[Problem statement] Copy all lines below exactly as written. Leave pictures out.

[Records for the exercise]
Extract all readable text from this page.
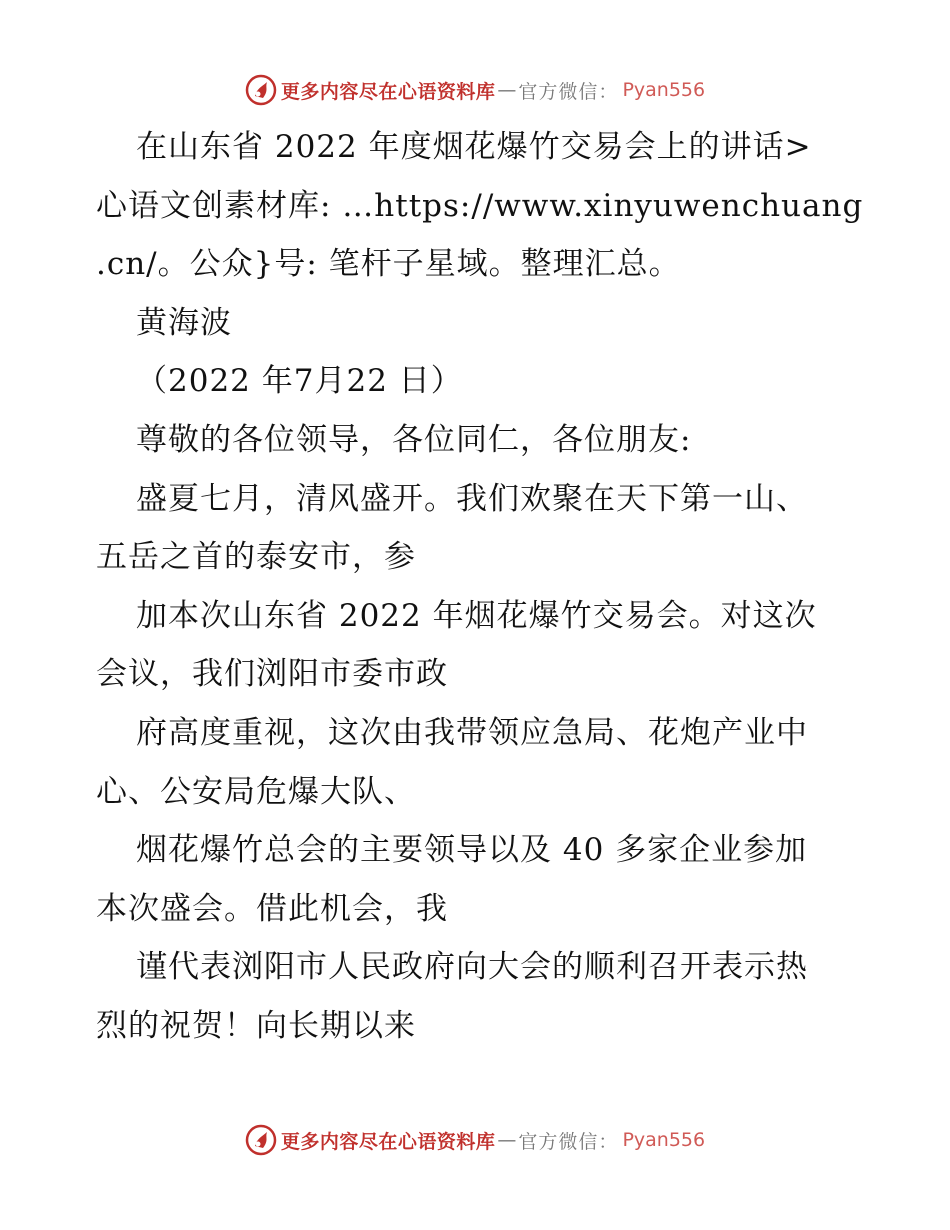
更多内容尽在心语资料库 — 官方微信： Pyan556
在山东省 2022 年度烟花爆竹交易会上的讲话>
心语文创素材库: …https://www.xinyuwenchuang
.cn/。公众}号: 笔杆子星域。整理汇总。
黄海波
（2022 年7月22 日）
尊敬的各位领导，各位同仁，各位朋友:
盛夏七月，清风盛开。我们欢聚在天下第一山、
五岳之首的泰安市，参
加本次山东省 2022 年烟花爆竹交易会。对这次
会议，我们浏阳市委市政
府高度重视，这次由我带领应急局、花炮产业中
心、公安局危爆大队、
烟花爆竹总会的主要领导以及 40 多家企业参加
本次盛会。借此机会，我
谨代表浏阳市人民政府向大会的顺利召开表示热
烈的祝贺！向长期以来
更多内容尽在心语资料库 — 官方微信： Pyan556
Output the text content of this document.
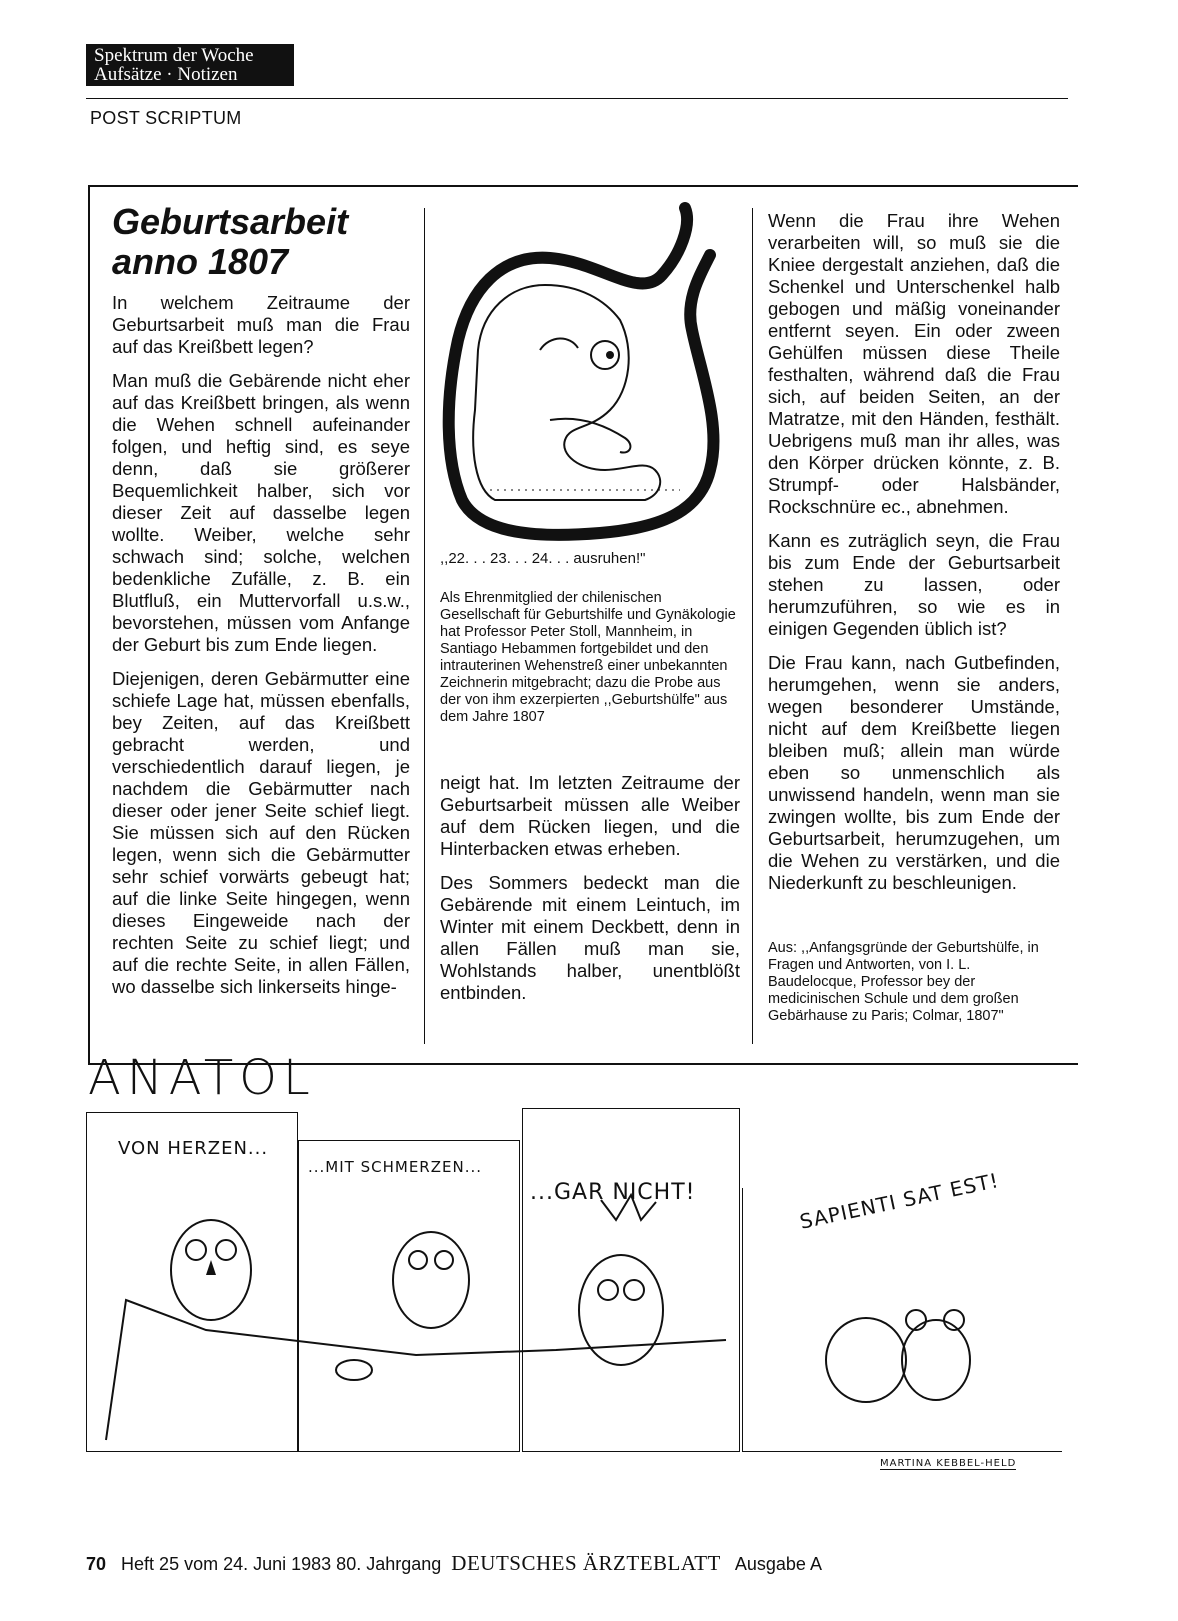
Spektrum der Woche
Aufsätze · Notizen
POST SCRIPTUM
Geburtsarbeit
anno 1807

In welchem Zeitraume der Geburtsarbeit muß man die Frau auf das Kreißbett legen?

Man muß die Gebärende nicht eher auf das Kreißbett bringen, als wenn die Wehen schnell aufeinander folgen, und heftig sind, es seye denn, daß sie größerer Bequemlichkeit halber, sich vor dieser Zeit auf dasselbe legen wollte. Weiber, welche sehr schwach sind; solche, welchen bedenkliche Zufälle, z. B. ein Blutfluß, ein Muttervorfall u.s.w., bevorstehen, müssen vom Anfange der Geburt bis zum Ende liegen.

Diejenigen, deren Gebärmutter eine schiefe Lage hat, müssen ebenfalls, bey Zeiten, auf das Kreißbett gebracht werden, und verschiedentlich darauf liegen, je nachdem die Gebärmutter nach dieser oder jener Seite schief liegt. Sie müssen sich auf den Rücken legen, wenn sich die Gebärmutter sehr schief vorwärts gebeugt hat; auf die linke Seite hingegen, wenn dieses Eingeweide nach der rechten Seite zu schief liegt; und auf die rechte Seite, in allen Fällen, wo dasselbe sich linkerseits hinge-

,,22. . . 23. . . 24. . . ausruhen!"
Als Ehrenmitglied der chilenischen Gesellschaft für Geburtshilfe und Gynäkologie hat Professor Peter Stoll, Mannheim, in Santiago Hebammen fortgebildet und den intrauterinen Wehenstreß einer unbekannten Zeichnerin mitgebracht; dazu die Probe aus der von ihm exzerpierten ,,Geburtshülfe" aus dem Jahre 1807

neigt hat. Im letzten Zeitraume der Geburtsarbeit müssen alle Weiber auf dem Rücken liegen, und die Hinterbacken etwas erheben.

Des Sommers bedeckt man die Gebärende mit einem Leintuch, im Winter mit einem Deckbett, denn in allen Fällen muß man sie, Wohlstands halber, unentblößt entbinden.

Wenn die Frau ihre Wehen verarbeiten will, so muß sie die Kniee dergestalt anziehen, daß die Schenkel und Unterschenkel halb gebogen und mäßig voneinander entfernt seyen. Ein oder zween Gehülfen müssen diese Theile festhalten, während daß die Frau sich, auf beiden Seiten, an der Matratze, mit den Händen, festhält. Uebrigens muß man ihr alles, was den Körper drücken könnte, z. B. Strumpf- oder Halsbänder, Rockschnüre ec., abnehmen.

Kann es zuträglich seyn, die Frau bis zum Ende der Geburtsarbeit stehen zu lassen, oder herumzuführen, so wie es in einigen Gegenden üblich ist?

Die Frau kann, nach Gutbefinden, herumgehen, wenn sie anders, wegen besonderer Umstände, nicht auf dem Kreißbette liegen bleiben muß; allein man würde eben so unmenschlich als unwissend handeln, wenn man sie zwingen wollte, bis zum Ende der Geburtsarbeit, herumzugehen, um die Wehen zu verstärken, und die Niederkunft zu beschleunigen.

Aus: ,,Anfangsgründe der Geburtshülfe, in Fragen und Antworten, von I. L. Baudelocque, Professor bey der medicinischen Schule und dem großen Gebärhause zu Paris; Colmar, 1807"
ANATOL
VON HERZEN...
...MIT SCHMERZEN...
...GAR NICHT!	SAPIENTI SAT EST!
MARTINA KEBBEL-HELD
70 Heft 25 vom 24. Juni 1983 80. Jahrgang DEUTSCHES ÄRZTEBLATT Ausgabe A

[Written solution]
Extract all readable text from this page.
更多内容尽在心语资料库 — 官方微信： Pyan556
在山东省 2022 年度烟花爆竹交易会上的讲话>
心语文创素材库: …https://www.xinyuwenchuang
.cn/。公众}号: 笔杆子星域。整理汇总。
黄海波
（2022 年7月22 日）
尊敬的各位领导，各位同仁，各位朋友:
盛夏七月，清风盛开。我们欢聚在天下第一山、
五岳之首的泰安市，参
加本次山东省 2022 年烟花爆竹交易会。对这次
会议，我们浏阳市委市政
府高度重视，这次由我带领应急局、花炮产业中
心、公安局危爆大队、
烟花爆竹总会的主要领导以及 40 多家企业参加
本次盛会。借此机会，我
谨代表浏阳市人民政府向大会的顺利召开表示热
烈的祝贺！向长期以来
更多内容尽在心语资料库 — 官方微信： Pyan556
Output the text content of this document.
Spektrum der Woche
Aufsätze · Notizen
POST SCRIPTUM
Geburtsarbeit
anno 1807

In welchem Zeitraume der Geburtsarbeit muß man die Frau auf das Kreißbett legen?

Man muß die Gebärende nicht eher auf das Kreißbett bringen, als wenn die Wehen schnell aufeinander folgen, und heftig sind, es seye denn, daß sie größerer Bequemlichkeit halber, sich vor dieser Zeit auf dasselbe legen wollte. Weiber, welche sehr schwach sind; solche, welchen bedenkliche Zufälle, z. B. ein Blutfluß, ein Muttervorfall u.s.w., bevorstehen, müssen vom Anfange der Geburt bis zum Ende liegen.

Diejenigen, deren Gebärmutter eine schiefe Lage hat, müssen ebenfalls, bey Zeiten, auf das Kreißbett gebracht werden, und verschiedentlich darauf liegen, je nachdem die Gebärmutter nach dieser oder jener Seite schief liegt. Sie müssen sich auf den Rücken legen, wenn sich die Gebärmutter sehr schief vorwärts gebeugt hat; auf die linke Seite hingegen, wenn dieses Eingeweide nach der rechten Seite zu schief liegt; und auf die rechte Seite, in allen Fällen, wo dasselbe sich linkerseits hinge-

,,22. . . 23. . . 24. . . ausruhen!"
Als Ehrenmitglied der chilenischen Gesellschaft für Geburtshilfe und Gynäkologie hat Professor Peter Stoll, Mannheim, in Santiago Hebammen fortgebildet und den intrauterinen Wehenstreß einer unbekannten Zeichnerin mitgebracht; dazu die Probe aus der von ihm exzerpierten ,,Geburtshülfe" aus dem Jahre 1807

neigt hat. Im letzten Zeitraume der Geburtsarbeit müssen alle Weiber auf dem Rücken liegen, und die Hinterbacken etwas erheben.

Des Sommers bedeckt man die Gebärende mit einem Leintuch, im Winter mit einem Deckbett, denn in allen Fällen muß man sie, Wohlstands halber, unentblößt entbinden.

Wenn die Frau ihre Wehen verarbeiten will, so muß sie die Kniee dergestalt anziehen, daß die Schenkel und Unterschenkel halb gebogen und mäßig voneinander entfernt seyen. Ein oder zween Gehülfen müssen diese Theile festhalten, während daß die Frau sich, auf beiden Seiten, an der Matratze, mit den Händen, festhält. Uebrigens muß man ihr alles, was den Körper drücken könnte, z. B. Strumpf- oder Halsbänder, Rockschnüre ec., abnehmen.

Kann es zuträglich seyn, die Frau bis zum Ende der Geburtsarbeit stehen zu lassen, oder herumzuführen, so wie es in einigen Gegenden üblich ist?

Die Frau kann, nach Gutbefinden, herumgehen, wenn sie anders, wegen besonderer Umstände, nicht auf dem Kreißbette liegen bleiben muß; allein man würde eben so unmenschlich als unwissend handeln, wenn man sie zwingen wollte, bis zum Ende der Geburtsarbeit, herumzugehen, um die Wehen zu verstärken, und die Niederkunft zu beschleunigen.

Aus: ,,Anfangsgründe der Geburtshülfe, in Fragen und Antworten, von I. L. Baudelocque, Professor bey der medicinischen Schule und dem großen Gebärhause zu Paris; Colmar, 1807"
ANATOL
VON HERZEN...
...MIT SCHMERZEN...
...GAR NICHT!	SAPIENTI SAT EST!
MARTINA KEBBEL-HELD
70 Heft 25 vom 24. Juni 1983 80. Jahrgang DEUTSCHES ÄRZTEBLATT Ausgabe A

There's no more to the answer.